# Work to complete:
Only lines holding the word "elit" should be copied from the material.

Lines of data
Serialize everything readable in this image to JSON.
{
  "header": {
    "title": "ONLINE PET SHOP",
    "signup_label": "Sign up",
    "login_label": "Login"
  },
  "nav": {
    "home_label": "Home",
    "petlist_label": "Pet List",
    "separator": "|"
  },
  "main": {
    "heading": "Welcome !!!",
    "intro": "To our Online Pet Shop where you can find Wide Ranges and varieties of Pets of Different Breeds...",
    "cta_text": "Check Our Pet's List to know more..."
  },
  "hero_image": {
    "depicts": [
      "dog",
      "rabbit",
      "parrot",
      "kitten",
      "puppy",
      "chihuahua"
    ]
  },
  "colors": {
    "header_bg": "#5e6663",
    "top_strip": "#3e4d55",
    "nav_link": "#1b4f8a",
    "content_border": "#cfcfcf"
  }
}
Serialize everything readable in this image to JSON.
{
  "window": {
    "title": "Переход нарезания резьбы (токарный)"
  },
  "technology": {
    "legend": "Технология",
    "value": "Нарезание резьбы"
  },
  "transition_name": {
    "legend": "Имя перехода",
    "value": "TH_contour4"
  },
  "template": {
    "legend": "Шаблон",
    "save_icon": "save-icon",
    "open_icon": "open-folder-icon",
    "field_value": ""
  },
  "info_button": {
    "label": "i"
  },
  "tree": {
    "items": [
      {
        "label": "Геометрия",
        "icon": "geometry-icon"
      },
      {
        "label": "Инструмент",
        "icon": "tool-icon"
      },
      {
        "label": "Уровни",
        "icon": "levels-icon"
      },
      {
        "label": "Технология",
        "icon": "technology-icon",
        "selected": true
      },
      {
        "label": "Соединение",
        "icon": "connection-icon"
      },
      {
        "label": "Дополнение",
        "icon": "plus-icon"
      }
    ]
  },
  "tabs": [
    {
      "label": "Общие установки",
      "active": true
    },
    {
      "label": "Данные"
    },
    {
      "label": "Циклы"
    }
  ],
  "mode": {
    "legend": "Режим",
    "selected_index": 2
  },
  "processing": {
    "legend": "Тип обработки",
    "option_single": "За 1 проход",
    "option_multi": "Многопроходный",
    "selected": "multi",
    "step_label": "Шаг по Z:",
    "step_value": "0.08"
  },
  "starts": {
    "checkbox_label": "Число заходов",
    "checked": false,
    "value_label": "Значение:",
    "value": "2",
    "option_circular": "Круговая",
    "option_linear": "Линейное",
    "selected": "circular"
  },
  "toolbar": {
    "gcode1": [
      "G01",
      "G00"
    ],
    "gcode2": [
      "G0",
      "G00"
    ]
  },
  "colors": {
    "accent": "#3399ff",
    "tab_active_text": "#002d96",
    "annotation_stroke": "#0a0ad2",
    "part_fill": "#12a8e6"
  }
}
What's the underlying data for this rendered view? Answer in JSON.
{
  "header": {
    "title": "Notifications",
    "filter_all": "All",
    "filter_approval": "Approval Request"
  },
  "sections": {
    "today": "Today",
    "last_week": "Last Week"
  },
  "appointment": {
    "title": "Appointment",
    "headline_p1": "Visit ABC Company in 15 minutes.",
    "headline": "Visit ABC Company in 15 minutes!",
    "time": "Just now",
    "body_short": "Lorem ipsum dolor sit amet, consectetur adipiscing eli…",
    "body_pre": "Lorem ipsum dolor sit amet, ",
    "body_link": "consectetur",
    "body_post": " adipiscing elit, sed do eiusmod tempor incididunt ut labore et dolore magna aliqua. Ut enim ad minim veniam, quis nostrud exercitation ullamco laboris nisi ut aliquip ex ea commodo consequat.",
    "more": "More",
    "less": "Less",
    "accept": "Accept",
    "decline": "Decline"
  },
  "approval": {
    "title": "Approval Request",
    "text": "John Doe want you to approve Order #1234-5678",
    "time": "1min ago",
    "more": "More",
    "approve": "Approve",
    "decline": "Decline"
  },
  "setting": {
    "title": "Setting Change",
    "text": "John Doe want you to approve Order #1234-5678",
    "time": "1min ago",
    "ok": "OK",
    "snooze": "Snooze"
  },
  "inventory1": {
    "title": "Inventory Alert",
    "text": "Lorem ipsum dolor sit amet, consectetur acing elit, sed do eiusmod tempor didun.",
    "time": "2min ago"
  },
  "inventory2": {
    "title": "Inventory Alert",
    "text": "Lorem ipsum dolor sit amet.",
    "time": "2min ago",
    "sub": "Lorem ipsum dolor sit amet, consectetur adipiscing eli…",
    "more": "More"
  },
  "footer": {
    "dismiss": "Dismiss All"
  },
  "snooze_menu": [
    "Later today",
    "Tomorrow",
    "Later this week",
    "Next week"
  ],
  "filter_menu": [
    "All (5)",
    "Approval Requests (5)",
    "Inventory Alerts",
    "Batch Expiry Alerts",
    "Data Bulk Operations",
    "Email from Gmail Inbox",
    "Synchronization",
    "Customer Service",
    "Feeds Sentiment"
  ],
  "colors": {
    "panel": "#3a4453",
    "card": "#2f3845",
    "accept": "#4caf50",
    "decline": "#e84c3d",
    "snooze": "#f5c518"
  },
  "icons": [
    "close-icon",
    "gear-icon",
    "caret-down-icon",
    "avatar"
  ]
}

# Task solution:
    "body_post": " adipiscing elit, sed do eiusmod tempor incididunt ut labore et dolore magna aliqua. Ut enim ad minim veniam, quis nostrud exercitation ullamco laboris nisi ut aliquip ex ea commodo consequat.",
    "text": "Lorem ipsum dolor sit amet, consectetur acing elit, sed do eiusmod tempor didun.",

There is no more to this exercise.